§ TEXT PROVIDED:
- Directed by: Robert Eddy
- Screenplay by: Lillian Taft Maize
- Starring: William Fairbanks Virginia Lee Corbin Lee Shumway Robert Bolder J.J. Bryson Daniel Belmont
- Cinematography: George Meehan
- Production company: Columbia Pictures
- Distributed by: Columbia Pictures
- Release date: December 1, 1925;
- Running time: 50 minutes
- Country: United States
- Language: Silent (English intertitles)

= The Handsome Brute =

1925 film

The Handsome Brute is a lost 1925 American silent drama film directed by Robert Eddy and written by Lillian Taft Maize. The film stars William Fairbanks, Virginia Lee Corbin, Lee Shumway, Robert Bolder, J.J. Bryson, and Daniel Belmont. The film was released on December 1, 1925, by Columbia Pictures.

§ TASK REQUIREMENTS: Quote the entry on the film The Handsome Brute in full, word for word.

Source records
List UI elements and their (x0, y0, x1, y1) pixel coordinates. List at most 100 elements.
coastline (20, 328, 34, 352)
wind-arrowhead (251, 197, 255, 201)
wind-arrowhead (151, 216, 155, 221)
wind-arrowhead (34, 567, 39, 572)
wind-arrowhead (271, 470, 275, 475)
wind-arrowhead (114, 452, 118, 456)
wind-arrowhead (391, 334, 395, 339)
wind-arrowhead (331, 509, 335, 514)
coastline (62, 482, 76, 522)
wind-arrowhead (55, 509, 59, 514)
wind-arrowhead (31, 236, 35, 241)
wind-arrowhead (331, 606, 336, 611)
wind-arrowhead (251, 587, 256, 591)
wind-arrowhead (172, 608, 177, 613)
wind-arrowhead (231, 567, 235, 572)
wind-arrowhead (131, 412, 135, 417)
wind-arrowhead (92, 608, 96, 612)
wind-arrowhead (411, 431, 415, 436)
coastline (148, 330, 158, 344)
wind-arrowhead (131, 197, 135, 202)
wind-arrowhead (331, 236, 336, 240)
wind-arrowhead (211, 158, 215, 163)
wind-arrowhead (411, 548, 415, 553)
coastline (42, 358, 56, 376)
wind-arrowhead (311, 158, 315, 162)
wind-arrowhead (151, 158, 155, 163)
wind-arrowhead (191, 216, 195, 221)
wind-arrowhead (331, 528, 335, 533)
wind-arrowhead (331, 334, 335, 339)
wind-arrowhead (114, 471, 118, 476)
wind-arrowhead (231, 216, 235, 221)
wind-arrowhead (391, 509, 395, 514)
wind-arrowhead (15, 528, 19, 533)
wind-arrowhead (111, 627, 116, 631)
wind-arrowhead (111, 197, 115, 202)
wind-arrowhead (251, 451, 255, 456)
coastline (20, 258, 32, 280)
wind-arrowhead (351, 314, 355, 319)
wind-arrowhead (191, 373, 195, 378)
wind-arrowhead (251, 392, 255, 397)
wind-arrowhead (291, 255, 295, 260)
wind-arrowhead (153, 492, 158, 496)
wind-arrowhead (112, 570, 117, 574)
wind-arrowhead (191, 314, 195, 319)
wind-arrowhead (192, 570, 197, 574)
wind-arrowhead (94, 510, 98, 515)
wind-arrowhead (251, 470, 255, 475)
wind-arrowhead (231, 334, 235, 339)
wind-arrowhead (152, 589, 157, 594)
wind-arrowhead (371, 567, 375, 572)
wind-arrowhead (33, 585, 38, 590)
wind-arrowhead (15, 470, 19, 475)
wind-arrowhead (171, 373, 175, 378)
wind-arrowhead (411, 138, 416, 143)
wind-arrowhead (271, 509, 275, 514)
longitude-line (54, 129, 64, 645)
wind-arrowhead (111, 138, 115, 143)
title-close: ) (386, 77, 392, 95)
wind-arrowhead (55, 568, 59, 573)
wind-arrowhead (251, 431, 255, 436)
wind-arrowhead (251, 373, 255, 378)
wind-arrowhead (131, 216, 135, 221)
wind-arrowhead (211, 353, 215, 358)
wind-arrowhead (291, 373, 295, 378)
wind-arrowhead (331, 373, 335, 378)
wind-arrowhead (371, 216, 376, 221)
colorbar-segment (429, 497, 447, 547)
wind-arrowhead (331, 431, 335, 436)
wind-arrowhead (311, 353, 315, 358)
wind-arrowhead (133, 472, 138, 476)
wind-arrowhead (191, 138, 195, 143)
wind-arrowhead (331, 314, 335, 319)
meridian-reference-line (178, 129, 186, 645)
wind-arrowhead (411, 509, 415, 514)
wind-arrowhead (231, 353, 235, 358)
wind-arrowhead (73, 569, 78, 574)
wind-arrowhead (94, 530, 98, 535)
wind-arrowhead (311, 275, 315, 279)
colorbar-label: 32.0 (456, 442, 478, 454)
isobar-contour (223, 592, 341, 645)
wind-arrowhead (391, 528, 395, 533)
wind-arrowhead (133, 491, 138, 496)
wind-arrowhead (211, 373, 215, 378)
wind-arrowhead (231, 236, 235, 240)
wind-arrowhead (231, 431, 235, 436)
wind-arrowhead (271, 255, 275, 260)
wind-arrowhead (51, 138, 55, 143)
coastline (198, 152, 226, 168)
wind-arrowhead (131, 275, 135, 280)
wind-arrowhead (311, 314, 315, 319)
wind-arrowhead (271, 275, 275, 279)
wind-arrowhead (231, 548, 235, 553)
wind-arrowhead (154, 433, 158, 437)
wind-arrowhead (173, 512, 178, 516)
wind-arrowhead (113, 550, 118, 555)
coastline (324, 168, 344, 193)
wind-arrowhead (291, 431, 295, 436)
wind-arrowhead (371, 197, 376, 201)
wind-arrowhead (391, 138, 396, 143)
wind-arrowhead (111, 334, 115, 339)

§ THE RESPONSE:
- Directed by: Robert Eddy
- Screenplay by: Lillian Taft Maize
- Starring: William Fairbanks Virginia Lee Corbin Lee Shumway Robert Bolder J.J. Bryson Daniel Belmont
- Cinematography: George Meehan
- Production company: Columbia Pictures
- Distributed by: Columbia Pictures
- Release date: December 1, 1925;
- Running time: 50 minutes
- Country: United States
- Language: Silent (English intertitles)

= The Handsome Brute =

1925 film

The Handsome Brute is a lost 1925 American silent drama film directed by Robert Eddy and written by Lillian Taft Maize. The film stars William Fairbanks, Virginia Lee Corbin, Lee Shumway, Robert Bolder, J.J. Bryson, and Daniel Belmont. The film was released on December 1, 1925, by Columbia Pictures.